- Task prompt -
Copy out each line containing "body" from the entries below.

- Data excerpts -
-- Start --
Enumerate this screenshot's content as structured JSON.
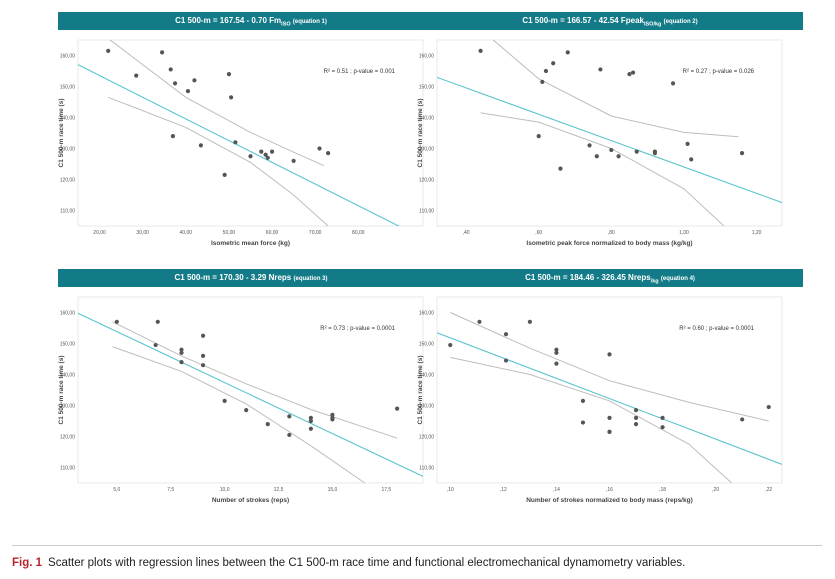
{
  "chart_data": [
    {
      "type": "scatter",
      "title": "C1 500-m = 167.54 - 0.70 Fm",
      "title_sub": "ISO",
      "title_eq": "(equation 1)",
      "xlabel": "Isometric mean force (kg)",
      "ylabel": "C1 500-m race time (s)",
      "xlim": [
        15.0,
        95.0
      ],
      "ylim": [
        105.0,
        165.0
      ],
      "xticks": [
        20,
        30,
        40,
        50,
        60,
        70,
        80
      ],
      "xtick_labels": [
        "20,00",
        "30,00",
        "40,00",
        "50,00",
        "60,00",
        "70,00",
        "80,00"
      ],
      "yticks": [
        110,
        120,
        130,
        140,
        150,
        160
      ],
      "ytick_labels": [
        "110,00",
        "120,00",
        "130,00",
        "140,00",
        "150,00",
        "160,00"
      ],
      "annotation": "R² = 0.51 ; p-value = 0.001",
      "regression": {
        "intercept": 167.54,
        "slope": -0.7
      },
      "ci_upper": {
        "x": [
          22,
          40,
          55,
          65,
          72
        ],
        "y": [
          165.5,
          146.5,
          135.2,
          128.8,
          124.5
        ]
      },
      "ci_lower": {
        "x": [
          22,
          40,
          55,
          65,
          73
        ],
        "y": [
          146.5,
          136.8,
          125.5,
          115.0,
          105.0
        ]
      },
      "x": [
        22.0,
        28.5,
        34.5,
        36.5,
        37.5,
        40.5,
        42.0,
        37.0,
        43.5,
        49.0,
        50.5,
        50.0,
        51.5,
        55.0,
        57.5,
        58.5,
        59.0,
        60.0,
        65.0,
        71.0,
        73.0
      ],
      "y": [
        161.5,
        153.5,
        161.0,
        155.5,
        151.0,
        148.5,
        152.0,
        134.0,
        131.0,
        121.5,
        146.5,
        154.0,
        132.0,
        127.5,
        129.0,
        128.0,
        127.0,
        129.0,
        126.0,
        130.0,
        128.5
      ]
    },
    {
      "type": "scatter",
      "title": "C1 500-m = 166.57 - 42.54 Fpeak",
      "title_sub": "ISO/kg",
      "title_eq": "(equation 2)",
      "xlabel": "Isometric peak force normalized to body mass (kg/kg)",
      "ylabel": "C1 500-m race time (s)",
      "xlim": [
        0.32,
        1.27
      ],
      "ylim": [
        105.0,
        165.0
      ],
      "xticks": [
        0.4,
        0.6,
        0.8,
        1.0,
        1.2
      ],
      "xtick_labels": [
        ",40",
        ",60",
        ",80",
        "1,00",
        "1,20"
      ],
      "yticks": [
        110,
        120,
        130,
        140,
        150,
        160
      ],
      "ytick_labels": [
        "110,00",
        "120,00",
        "130,00",
        "140,00",
        "150,00",
        "160,00"
      ],
      "annotation": "R² = 0.27 ; p-value = 0.026",
      "regression": {
        "intercept": 166.57,
        "slope": -42.54
      },
      "ci_upper": {
        "x": [
          0.47,
          0.6,
          0.8,
          1.0,
          1.15
        ],
        "y": [
          165.5,
          152.5,
          140.5,
          135.2,
          133.8
        ]
      },
      "ci_lower": {
        "x": [
          0.44,
          0.6,
          0.8,
          1.0,
          1.11
        ],
        "y": [
          141.5,
          138.5,
          130.0,
          117.0,
          105.0
        ]
      },
      "x": [
        0.44,
        0.62,
        0.68,
        0.61,
        0.64,
        0.77,
        0.85,
        0.86,
        0.97,
        0.6,
        0.66,
        0.74,
        0.76,
        0.8,
        0.82,
        0.87,
        0.92,
        0.92,
        1.01,
        1.02,
        1.16
      ],
      "y": [
        161.5,
        155.0,
        161.0,
        151.5,
        157.5,
        155.5,
        154.0,
        154.5,
        151.0,
        134.0,
        123.5,
        131.0,
        127.5,
        129.5,
        127.5,
        129.0,
        128.5,
        129.0,
        131.5,
        126.5,
        128.5
      ]
    },
    {
      "type": "scatter",
      "title": "C1 500-m = 170.30 - 3.29 Nreps",
      "title_sub": "",
      "title_eq": "(equation 3)",
      "xlabel": "Number of strokes (reps)",
      "ylabel": "C1 500-m race time (s)",
      "xlim": [
        3.2,
        19.2
      ],
      "ylim": [
        105.0,
        165.0
      ],
      "xticks": [
        5,
        7.5,
        10,
        12.5,
        15,
        17.5
      ],
      "xtick_labels": [
        "5,0",
        "7,5",
        "10,0",
        "12,5",
        "15,0",
        "17,5"
      ],
      "yticks": [
        110,
        120,
        130,
        140,
        150,
        160
      ],
      "ytick_labels": [
        "110,00",
        "120,00",
        "130,00",
        "140,00",
        "150,00",
        "160,00"
      ],
      "annotation": "R² = 0.73 ; p-value = 0.0001",
      "regression": {
        "intercept": 170.3,
        "slope": -3.29
      },
      "ci_upper": {
        "x": [
          4.8,
          8,
          11,
          14,
          18
        ],
        "y": [
          157.0,
          146.0,
          137.0,
          128.7,
          119.5
        ]
      },
      "ci_lower": {
        "x": [
          4.8,
          8,
          11,
          14,
          16.5
        ],
        "y": [
          149.0,
          141.0,
          130.5,
          117.0,
          105.0
        ]
      },
      "x": [
        5.0,
        6.9,
        6.8,
        8.0,
        8.0,
        8.0,
        9.0,
        9.0,
        9.0,
        10.0,
        11.0,
        12.0,
        13.0,
        13.0,
        14.0,
        14.0,
        14.0,
        15.0,
        15.0,
        15.0,
        18.0
      ],
      "y": [
        157.0,
        157.0,
        149.5,
        148.0,
        147.0,
        144.0,
        152.5,
        146.0,
        143.0,
        131.5,
        128.5,
        124.0,
        126.5,
        120.5,
        126.0,
        125.0,
        122.5,
        126.0,
        127.0,
        125.5,
        129.0
      ]
    },
    {
      "type": "scatter",
      "title": "C1 500-m = 184.46 - 326.45 Nreps",
      "title_sub": "/kg",
      "title_eq": "(equation 4)",
      "xlabel": "Number of strokes normalized to body mass (reps/kg)",
      "ylabel": "C1 500-m race time (s)",
      "xlim": [
        0.095,
        0.225
      ],
      "ylim": [
        105.0,
        165.0
      ],
      "xticks": [
        0.1,
        0.12,
        0.14,
        0.16,
        0.18,
        0.2,
        0.22
      ],
      "xtick_labels": [
        ",10",
        ",12",
        ",14",
        ",16",
        ",18",
        ",20",
        ",22"
      ],
      "yticks": [
        110,
        120,
        130,
        140,
        150,
        160
      ],
      "ytick_labels": [
        "110,00",
        "120,00",
        "130,00",
        "140,00",
        "150,00",
        "160,00"
      ],
      "annotation": "R² = 0.60 ; p-value = 0.0001",
      "regression": {
        "intercept": 184.46,
        "slope": -326.45
      },
      "ci_upper": {
        "x": [
          0.1,
          0.13,
          0.16,
          0.19,
          0.22
        ],
        "y": [
          160.0,
          148.5,
          138.0,
          131.0,
          125.0
        ]
      },
      "ci_lower": {
        "x": [
          0.1,
          0.13,
          0.16,
          0.19,
          0.206
        ],
        "y": [
          145.5,
          140.0,
          131.5,
          117.5,
          105.0
        ]
      },
      "x": [
        0.1,
        0.111,
        0.121,
        0.121,
        0.13,
        0.14,
        0.14,
        0.14,
        0.15,
        0.15,
        0.16,
        0.16,
        0.16,
        0.16,
        0.17,
        0.17,
        0.17,
        0.18,
        0.18,
        0.21,
        0.22
      ],
      "y": [
        149.5,
        157.0,
        153.0,
        144.5,
        157.0,
        148.0,
        147.0,
        143.5,
        131.5,
        124.5,
        146.5,
        126.0,
        121.5,
        121.5,
        128.5,
        126.0,
        124.0,
        126.0,
        123.0,
        125.5,
        129.5
      ]
    }
  ],
  "caption": {
    "label": "Fig. 1",
    "text": "Scatter plots with regression lines between the C1 500-m race time and functional electromechanical dynamometry variables."
  },
  "colors": {
    "banner": "#137b88",
    "regression": "#5bc4cf",
    "ci": "#bdbdbd",
    "point": "#555555",
    "caption_label": "#b3262e"
  }
}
-- End --
- Exercise solution -
      "xlabel": "Isometric peak force normalized to body mass (kg/kg)",
      "xlabel": "Number of strokes normalized to body mass (reps/kg)",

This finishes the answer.